**Dataset rows:**

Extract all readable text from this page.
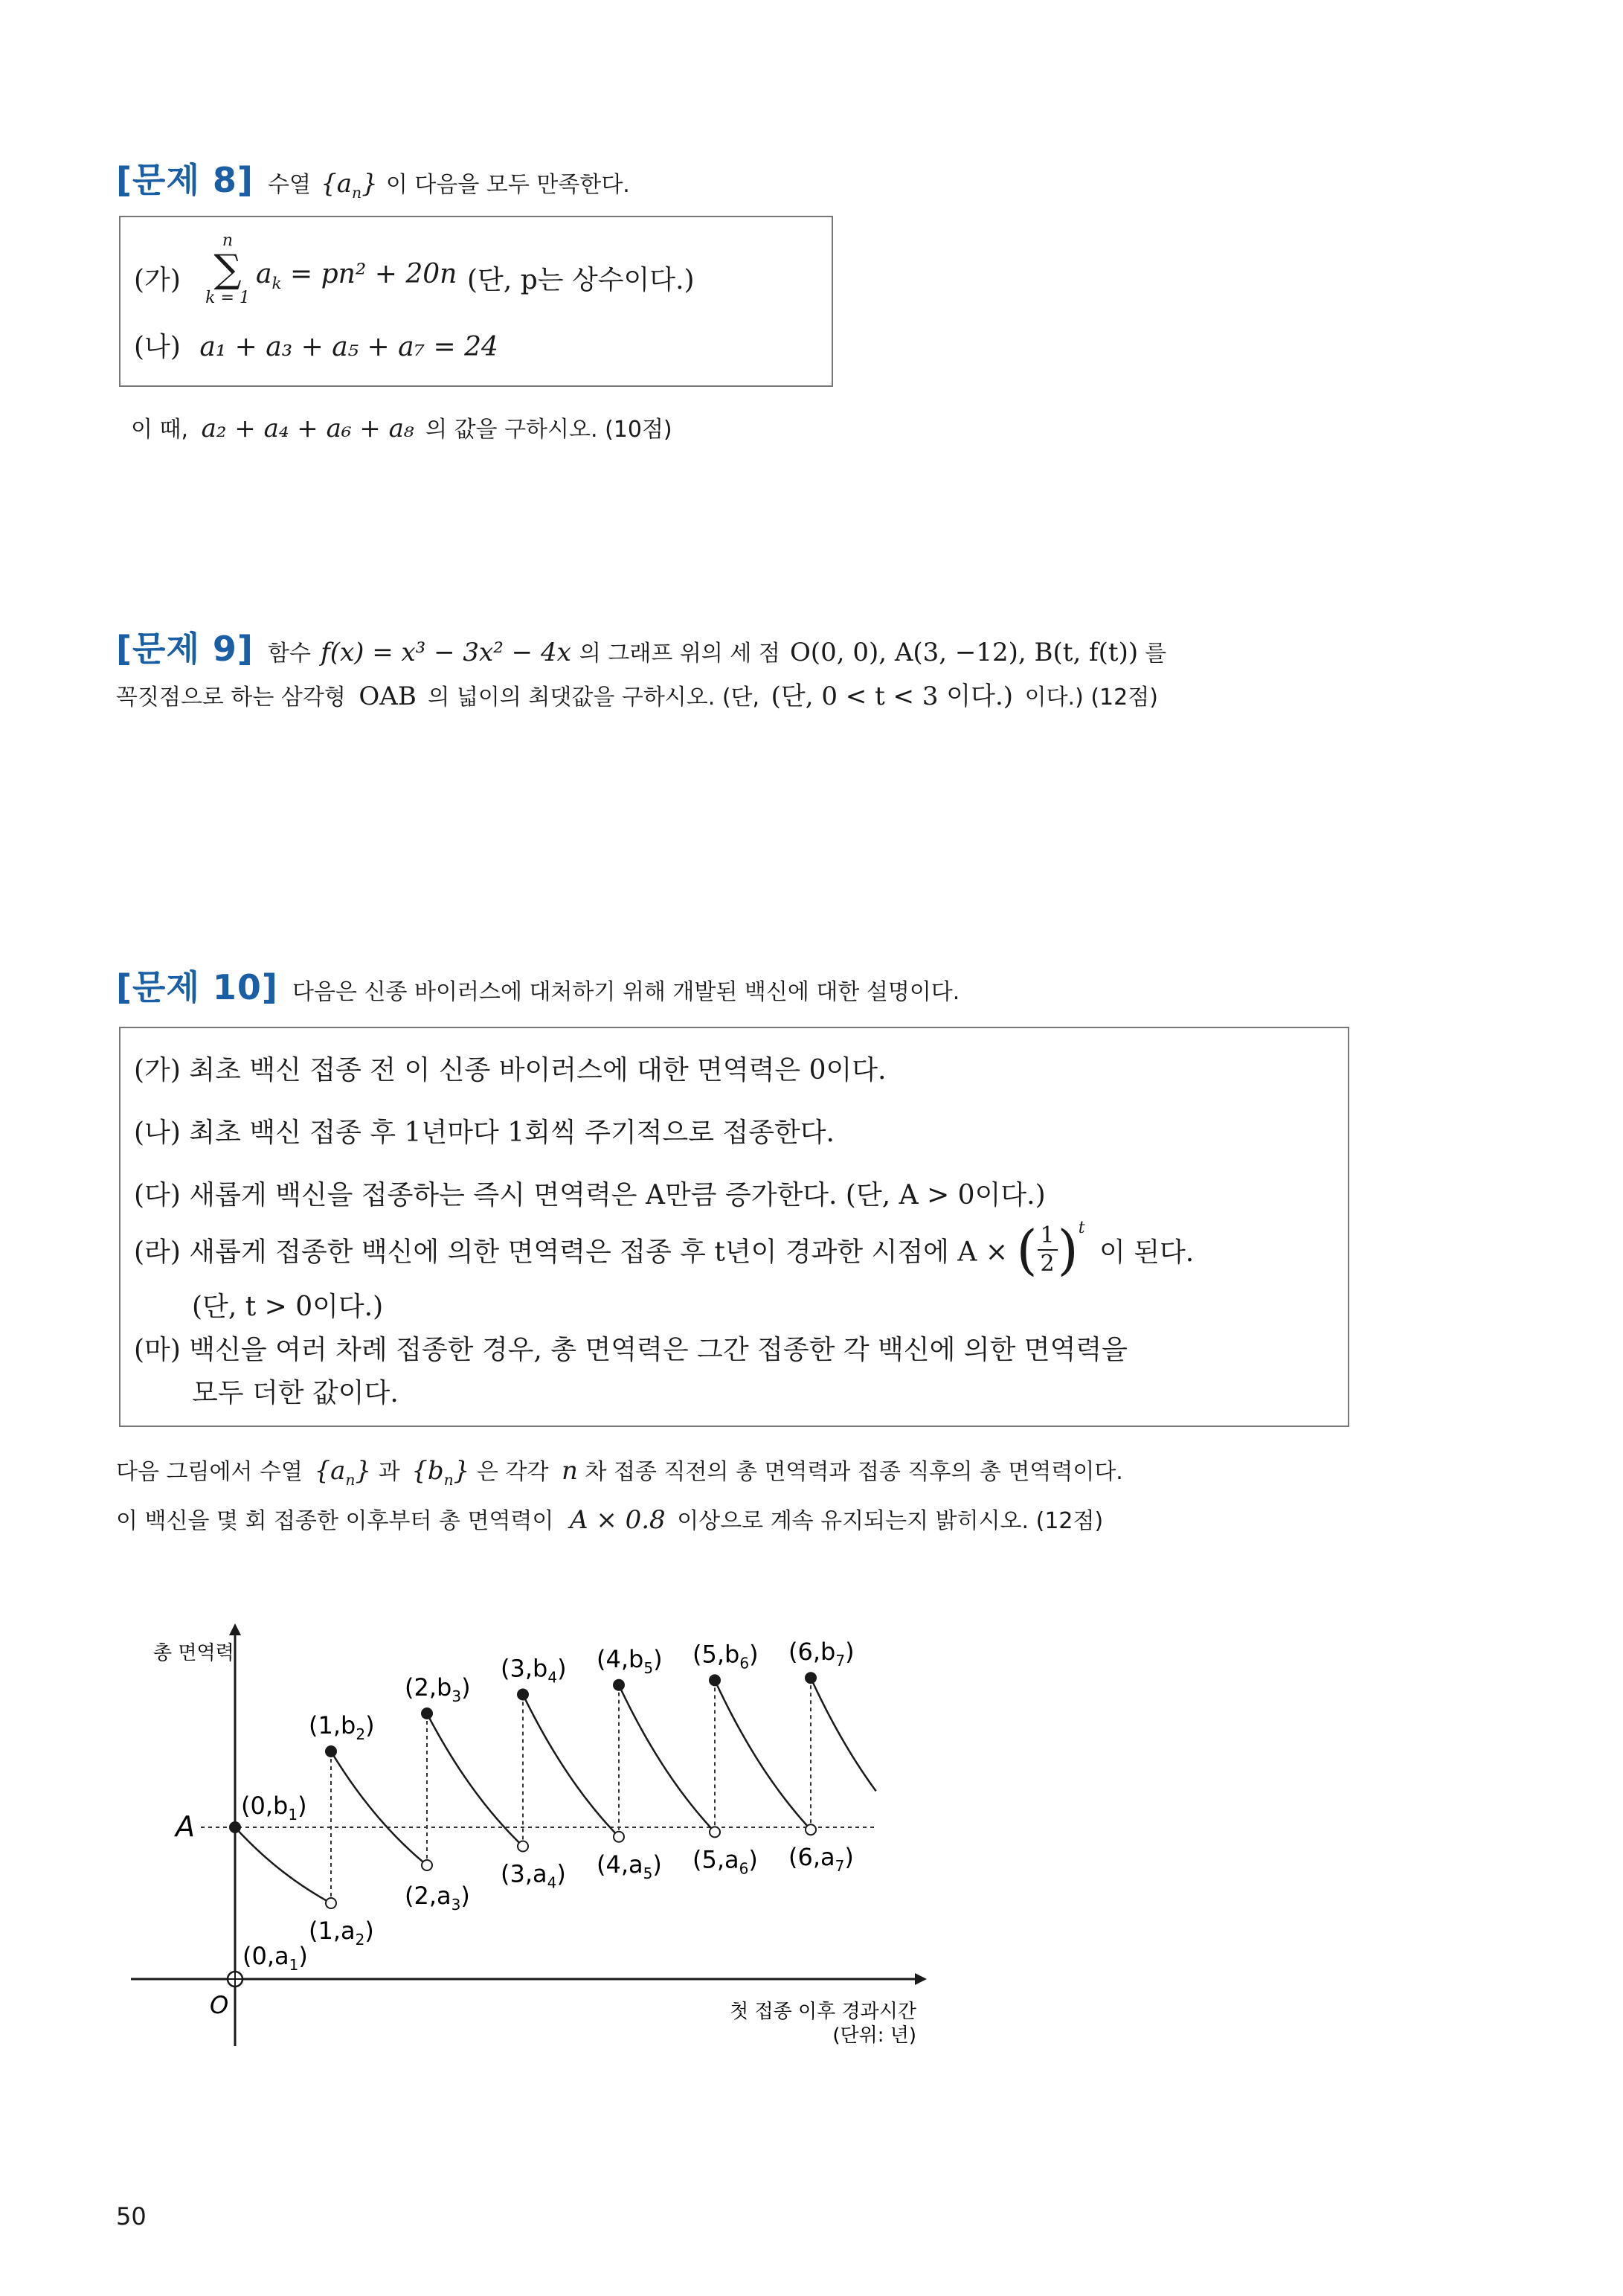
[문제 8] 수열 $\{a_n\}$ 이 다음을 모두 만족한다.
(가)
n
∑
k = 1
$a_k = pn^2 + 20n$ (단, p는 상수이다.)
(나) a₁ + a₃ + a₅ + a₇ = 24
이 때, a₂ + a₄ + a₆ + a₈ 의 값을 구하시오. (10점)
[문제 9] 함수 f(x) = x³ − 3x² − 4x 의 그래프 위의 세 점 O(0, 0), A(3, −12), B(t, f(t)) 를
꼭짓점으로 하는 삼각형 OAB 의 넓이의 최댓값을 구하시오. (단, (단, 0 < t < 3 이다.) 이다.) (12점)
[문제 10] 다음은 신종 바이러스에 대처하기 위해 개발된 백신에 대한 설명이다.
(가) 최초 백신 접종 전 이 신종 바이러스에 대한 면역력은 0이다.
(나) 최초 백신 접종 후 1년마다 1회씩 주기적으로 접종한다.
(다) 새롭게 백신을 접종하는 즉시 면역력은 A만큼 증가한다. (단, A > 0이다.)
(라) 새롭게 접종한 백신에 의한 면역력은 접종 후 t년이 경과한 시점에 A × ( $\frac{1}{2} )^t$ 이 된다.
(단, t > 0이다.)
(마) 백신을 여러 차례 접종한 경우, 총 면역력은 그간 접종한 각 백신에 의한 면역력을
모두 더한 값이다.
다음 그림에서 수열 $\{a_n\}$ 과 $\{b_n\}$ 은 각각 n 차 접종 직전의 총 면역력과 접종 직후의 총 면역력이다.
이 백신을 몇 회 접종한 이후부터 총 면역력이 A × 0.8 이상으로 계속 유지되는지 밝히시오. (12점)
$(0,b_1)$
$(0,a_1)$
$(1,b_2)$
$(1,a_2)$
$(2,b_3)$
$(2,a_3)$
$(3,b_4)$
$(3,a_4)$
$(4,b_5)$
$(4,a_5)$
$(5,b_6)$
$(5,a_6)$
$(6,b_7)$
$(6,a_7)$
총 면역력
O
A
첫 접종 이후 경과시간
(단위: 년)
50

**Work instructions:** Look through the records and gather every line containing "바이러스에".

**Answer to the exercise:**
[문제 10] 다음은 신종 바이러스에 대처하기 위해 개발된 백신에 대한 설명이다.
(가) 최초 백신 접종 전 이 신종 바이러스에 대한 면역력은 0이다.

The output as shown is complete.